__Short problem__: Pull every line with the word "LSMC" out of the entries below.
— START OF Entries provided —
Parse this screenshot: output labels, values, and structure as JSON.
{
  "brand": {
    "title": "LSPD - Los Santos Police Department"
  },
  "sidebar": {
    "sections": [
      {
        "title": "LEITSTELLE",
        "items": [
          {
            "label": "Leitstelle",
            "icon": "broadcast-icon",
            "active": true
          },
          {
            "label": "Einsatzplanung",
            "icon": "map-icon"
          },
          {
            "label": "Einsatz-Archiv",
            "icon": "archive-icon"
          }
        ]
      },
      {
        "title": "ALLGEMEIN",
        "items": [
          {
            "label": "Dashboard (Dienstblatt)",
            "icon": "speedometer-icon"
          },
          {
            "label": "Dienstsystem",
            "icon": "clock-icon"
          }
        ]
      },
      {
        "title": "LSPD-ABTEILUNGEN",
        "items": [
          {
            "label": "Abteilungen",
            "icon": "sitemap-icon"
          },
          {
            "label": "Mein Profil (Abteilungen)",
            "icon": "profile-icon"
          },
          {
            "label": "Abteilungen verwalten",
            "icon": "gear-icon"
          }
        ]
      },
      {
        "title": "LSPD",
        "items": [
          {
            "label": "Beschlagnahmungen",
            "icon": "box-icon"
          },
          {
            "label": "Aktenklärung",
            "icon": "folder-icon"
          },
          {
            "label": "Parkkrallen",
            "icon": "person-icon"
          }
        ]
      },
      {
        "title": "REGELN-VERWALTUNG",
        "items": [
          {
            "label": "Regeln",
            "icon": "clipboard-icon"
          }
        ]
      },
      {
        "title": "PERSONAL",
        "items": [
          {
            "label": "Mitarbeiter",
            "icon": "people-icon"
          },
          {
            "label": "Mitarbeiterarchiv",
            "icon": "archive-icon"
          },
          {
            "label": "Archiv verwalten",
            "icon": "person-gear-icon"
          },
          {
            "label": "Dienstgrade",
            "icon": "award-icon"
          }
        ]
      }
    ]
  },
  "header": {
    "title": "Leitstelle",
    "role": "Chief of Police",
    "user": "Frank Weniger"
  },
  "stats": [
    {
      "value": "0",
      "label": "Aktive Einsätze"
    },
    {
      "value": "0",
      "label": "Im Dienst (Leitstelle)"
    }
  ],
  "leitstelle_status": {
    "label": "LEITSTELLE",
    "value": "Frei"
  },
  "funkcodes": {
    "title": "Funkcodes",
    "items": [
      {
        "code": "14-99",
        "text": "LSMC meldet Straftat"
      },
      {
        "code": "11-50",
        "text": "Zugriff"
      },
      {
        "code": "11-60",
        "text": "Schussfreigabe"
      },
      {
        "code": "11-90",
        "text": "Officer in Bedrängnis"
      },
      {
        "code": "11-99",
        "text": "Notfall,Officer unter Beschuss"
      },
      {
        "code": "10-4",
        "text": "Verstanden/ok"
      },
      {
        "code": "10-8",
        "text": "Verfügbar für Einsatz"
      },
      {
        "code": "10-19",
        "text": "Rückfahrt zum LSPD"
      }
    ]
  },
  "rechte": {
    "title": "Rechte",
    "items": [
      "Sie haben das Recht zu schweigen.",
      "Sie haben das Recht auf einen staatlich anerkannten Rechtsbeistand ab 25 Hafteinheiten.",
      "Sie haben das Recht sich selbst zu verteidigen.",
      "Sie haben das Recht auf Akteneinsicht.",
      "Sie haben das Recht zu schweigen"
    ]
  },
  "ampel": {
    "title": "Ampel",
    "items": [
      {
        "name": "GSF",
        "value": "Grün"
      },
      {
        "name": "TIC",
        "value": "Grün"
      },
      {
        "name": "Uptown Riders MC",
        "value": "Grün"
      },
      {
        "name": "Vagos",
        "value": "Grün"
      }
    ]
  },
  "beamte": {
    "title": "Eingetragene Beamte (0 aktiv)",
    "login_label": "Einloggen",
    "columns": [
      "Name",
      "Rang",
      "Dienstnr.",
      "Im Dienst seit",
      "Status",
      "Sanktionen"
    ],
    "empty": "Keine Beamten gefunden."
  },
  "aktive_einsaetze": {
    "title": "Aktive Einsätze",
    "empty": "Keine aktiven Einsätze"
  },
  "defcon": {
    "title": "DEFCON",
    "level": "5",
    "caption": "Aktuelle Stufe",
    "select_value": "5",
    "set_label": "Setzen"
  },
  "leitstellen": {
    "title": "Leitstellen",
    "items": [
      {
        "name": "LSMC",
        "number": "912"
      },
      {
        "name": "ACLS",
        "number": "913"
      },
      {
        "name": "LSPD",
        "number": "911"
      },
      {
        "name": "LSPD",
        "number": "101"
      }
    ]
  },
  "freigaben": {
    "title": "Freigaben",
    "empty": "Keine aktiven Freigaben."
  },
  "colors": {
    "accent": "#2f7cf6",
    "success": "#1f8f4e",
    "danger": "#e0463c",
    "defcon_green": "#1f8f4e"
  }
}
— END OF Entries provided —
__The solution__:
        "text": "LSMC meldet Straftat"
        "name": "LSMC",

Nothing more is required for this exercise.